--- Data rows ---

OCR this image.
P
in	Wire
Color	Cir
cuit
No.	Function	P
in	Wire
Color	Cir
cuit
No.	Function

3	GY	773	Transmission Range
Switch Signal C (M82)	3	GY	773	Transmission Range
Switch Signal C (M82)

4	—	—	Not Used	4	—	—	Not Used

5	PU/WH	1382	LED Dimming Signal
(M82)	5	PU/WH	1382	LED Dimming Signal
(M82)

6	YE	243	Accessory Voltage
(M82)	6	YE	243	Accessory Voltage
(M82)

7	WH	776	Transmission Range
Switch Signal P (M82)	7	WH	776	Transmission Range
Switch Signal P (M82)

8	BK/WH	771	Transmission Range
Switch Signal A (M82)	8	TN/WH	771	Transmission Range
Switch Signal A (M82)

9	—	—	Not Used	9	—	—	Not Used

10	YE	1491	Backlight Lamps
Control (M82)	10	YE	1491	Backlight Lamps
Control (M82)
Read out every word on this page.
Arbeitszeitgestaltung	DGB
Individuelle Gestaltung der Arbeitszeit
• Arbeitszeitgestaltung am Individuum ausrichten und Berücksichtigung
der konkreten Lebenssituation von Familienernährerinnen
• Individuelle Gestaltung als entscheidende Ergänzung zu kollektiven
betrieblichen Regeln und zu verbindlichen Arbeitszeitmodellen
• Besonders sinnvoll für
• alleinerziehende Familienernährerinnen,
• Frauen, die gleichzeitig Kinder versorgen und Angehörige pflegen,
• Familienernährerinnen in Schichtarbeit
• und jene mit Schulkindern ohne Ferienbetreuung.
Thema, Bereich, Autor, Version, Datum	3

---

### Stated task
Restate each of the entries above verbatim.

### Solution
OCR this image.
P
in	Wire
Color	Cir
cuit
No.	Function	P
in	Wire
Color	Cir
cuit
No.	Function

3	GY	773	Transmission Range
Switch Signal C (M82)	3	GY	773	Transmission Range
Switch Signal C (M82)

4	—	—	Not Used	4	—	—	Not Used

5	PU/WH	1382	LED Dimming Signal
(M82)	5	PU/WH	1382	LED Dimming Signal
(M82)

6	YE	243	Accessory Voltage
(M82)	6	YE	243	Accessory Voltage
(M82)

7	WH	776	Transmission Range
Switch Signal P (M82)	7	WH	776	Transmission Range
Switch Signal P (M82)

8	BK/WH	771	Transmission Range
Switch Signal A (M82)	8	TN/WH	771	Transmission Range
Switch Signal A (M82)

9	—	—	Not Used	9	—	—	Not Used

10	YE	1491	Backlight Lamps
Control (M82)	10	YE	1491	Backlight Lamps
Control (M82)
Read out every word on this page.
Arbeitszeitgestaltung	DGB
Individuelle Gestaltung der Arbeitszeit
• Arbeitszeitgestaltung am Individuum ausrichten und Berücksichtigung
der konkreten Lebenssituation von Familienernährerinnen
• Individuelle Gestaltung als entscheidende Ergänzung zu kollektiven
betrieblichen Regeln und zu verbindlichen Arbeitszeitmodellen
• Besonders sinnvoll für
• alleinerziehende Familienernährerinnen,
• Frauen, die gleichzeitig Kinder versorgen und Angehörige pflegen,
• Familienernährerinnen in Schichtarbeit
• und jene mit Schulkindern ohne Ferienbetreuung.
Thema, Bereich, Autor, Version, Datum	3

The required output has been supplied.